Stored data:
══════════════════════════════

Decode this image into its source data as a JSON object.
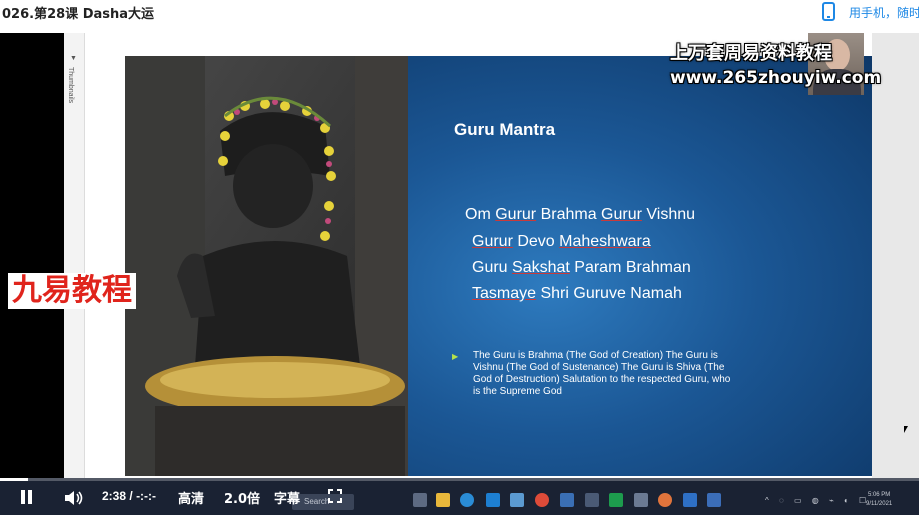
{
  "page": {
    "title": "026.第28课 Dasha大运",
    "mobile_link": "用手机，随时",
    "mobile_icon": "phone-icon"
  },
  "ppt": {
    "thumbnails_label": "Thumbnails",
    "slide": {
      "title": "Guru Mantra",
      "mantra_lines": [
        [
          "Om ",
          "Gurur",
          " Brahma ",
          "Gurur",
          " Vishnu"
        ],
        [
          "Gurur",
          " Devo ",
          "Maheshwara"
        ],
        [
          "Guru ",
          "Sakshat",
          " Param Brahman"
        ],
        [
          "Tasmaye",
          " Shri Guruve Namah"
        ]
      ],
      "bullet": "The Guru is Brahma (The God of Creation) The Guru is Vishnu (The God of Sustenance) The Guru is Shiva (The God of Destruction) Salutation to the respected Guru, who is the Supreme God"
    }
  },
  "overlay": {
    "watermark_line1": "上万套周易资料教程",
    "watermark_line2": "www.265zhouyiw.com",
    "logo": "九易教程"
  },
  "player": {
    "progress_fraction": 0.03,
    "time_current": "2:38",
    "time_separator": "/",
    "time_total": "-:-:-",
    "quality": "高清",
    "speed": "2.0倍",
    "subtitles": "字幕",
    "icons": [
      "pause-icon",
      "volume-icon",
      "fullscreen-icon"
    ]
  },
  "windows_taskbar": {
    "search_placeholder": "Search",
    "time": "5:06 PM",
    "date": "9/11/2021"
  },
  "colors": {
    "slide_blue": "#1b5795",
    "accent_green": "#8cc63f",
    "link_blue": "#1e88e5",
    "logo_red": "#e0241c"
  }
}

══════════════════════════════

WHAT IS BEING ASKED: Without including any picture, retype the entries exactly.

SOLUTION TO THIS TASK:
Decode this image into its source data as a JSON object.
{
  "page": {
    "title": "026.第28课 Dasha大运",
    "mobile_link": "用手机，随时",
    "mobile_icon": "phone-icon"
  },
  "ppt": {
    "thumbnails_label": "Thumbnails",
    "slide": {
      "title": "Guru Mantra",
      "mantra_lines": [
        [
          "Om ",
          "Gurur",
          " Brahma ",
          "Gurur",
          " Vishnu"
        ],
        [
          "Gurur",
          " Devo ",
          "Maheshwara"
        ],
        [
          "Guru ",
          "Sakshat",
          " Param Brahman"
        ],
        [
          "Tasmaye",
          " Shri Guruve Namah"
        ]
      ],
      "bullet": "The Guru is Brahma (The God of Creation) The Guru is Vishnu (The God of Sustenance) The Guru is Shiva (The God of Destruction) Salutation to the respected Guru, who is the Supreme God"
    }
  },
  "overlay": {
    "watermark_line1": "上万套周易资料教程",
    "watermark_line2": "www.265zhouyiw.com",
    "logo": "九易教程"
  },
  "player": {
    "progress_fraction": 0.03,
    "time_current": "2:38",
    "time_separator": "/",
    "time_total": "-:-:-",
    "quality": "高清",
    "speed": "2.0倍",
    "subtitles": "字幕",
    "icons": [
      "pause-icon",
      "volume-icon",
      "fullscreen-icon"
    ]
  },
  "windows_taskbar": {
    "search_placeholder": "Search",
    "time": "5:06 PM",
    "date": "9/11/2021"
  },
  "colors": {
    "slide_blue": "#1b5795",
    "accent_green": "#8cc63f",
    "link_blue": "#1e88e5",
    "logo_red": "#e0241c"
  }
}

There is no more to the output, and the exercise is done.